Work to be completed »
Find out how many lines of the material contain the string "tema" and give only that figure.

Stored data entries »
-*-*-
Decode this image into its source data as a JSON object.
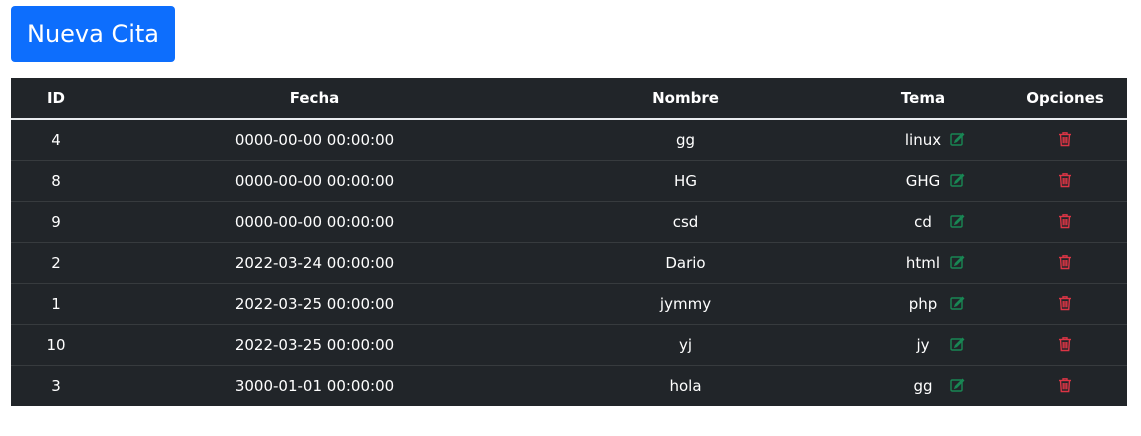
{
  "toolbar": {
    "new_button_label": "Nueva Cita",
    "new_button_color": "#0d6efd"
  },
  "table": {
    "headers": {
      "id": "ID",
      "fecha": "Fecha",
      "nombre": "Nombre",
      "tema": "Tema",
      "opciones": "Opciones"
    },
    "rows": [
      {
        "id": "4",
        "fecha": "0000-00-00 00:00:00",
        "nombre": "gg",
        "tema": "linux"
      },
      {
        "id": "8",
        "fecha": "0000-00-00 00:00:00",
        "nombre": "HG",
        "tema": "GHG"
      },
      {
        "id": "9",
        "fecha": "0000-00-00 00:00:00",
        "nombre": "csd",
        "tema": "cd"
      },
      {
        "id": "2",
        "fecha": "2022-03-24 00:00:00",
        "nombre": "Dario",
        "tema": "html"
      },
      {
        "id": "1",
        "fecha": "2022-03-25 00:00:00",
        "nombre": "jymmy",
        "tema": "php"
      },
      {
        "id": "10",
        "fecha": "2022-03-25 00:00:00",
        "nombre": "yj",
        "tema": "jy"
      },
      {
        "id": "3",
        "fecha": "3000-01-01 00:00:00",
        "nombre": "hola",
        "tema": "gg"
      }
    ],
    "row_actions": {
      "edit_icon": "edit-icon",
      "delete_icon": "trash-icon",
      "edit_color": "#198754",
      "delete_color": "#dc3545"
    },
    "background_color": "#212529"
  }
}
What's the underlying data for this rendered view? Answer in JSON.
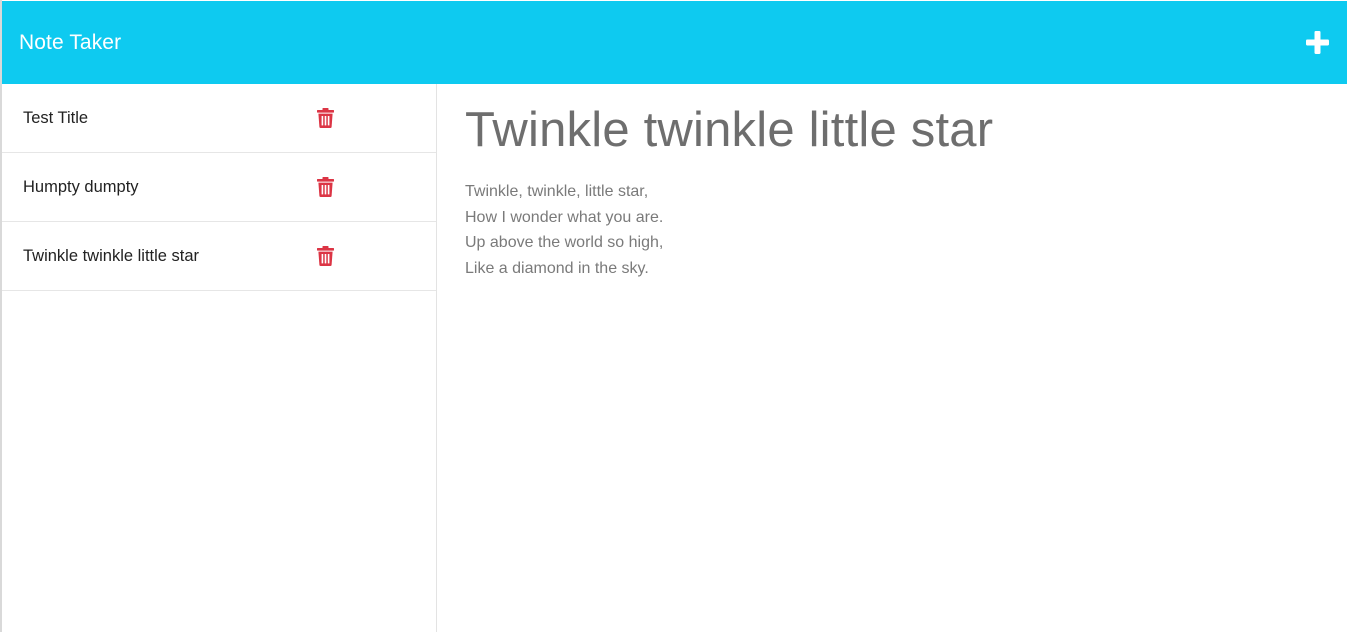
{
  "header": {
    "title": "Note Taker",
    "new_note_icon": "plus-icon",
    "bg_color": "#0ecaf0"
  },
  "notes": [
    {
      "title": "Test Title",
      "delete_icon": "trash-icon"
    },
    {
      "title": "Humpty dumpty",
      "delete_icon": "trash-icon"
    },
    {
      "title": "Twinkle twinkle little star",
      "delete_icon": "trash-icon"
    }
  ],
  "active_note": {
    "title": "Twinkle twinkle little star",
    "body_lines": [
      "Twinkle, twinkle, little star,",
      "How I wonder what you are.",
      "Up above the world so high,",
      "Like a diamond in the sky."
    ]
  },
  "colors": {
    "delete": "#dc3545"
  }
}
-*-*-
Response below »
8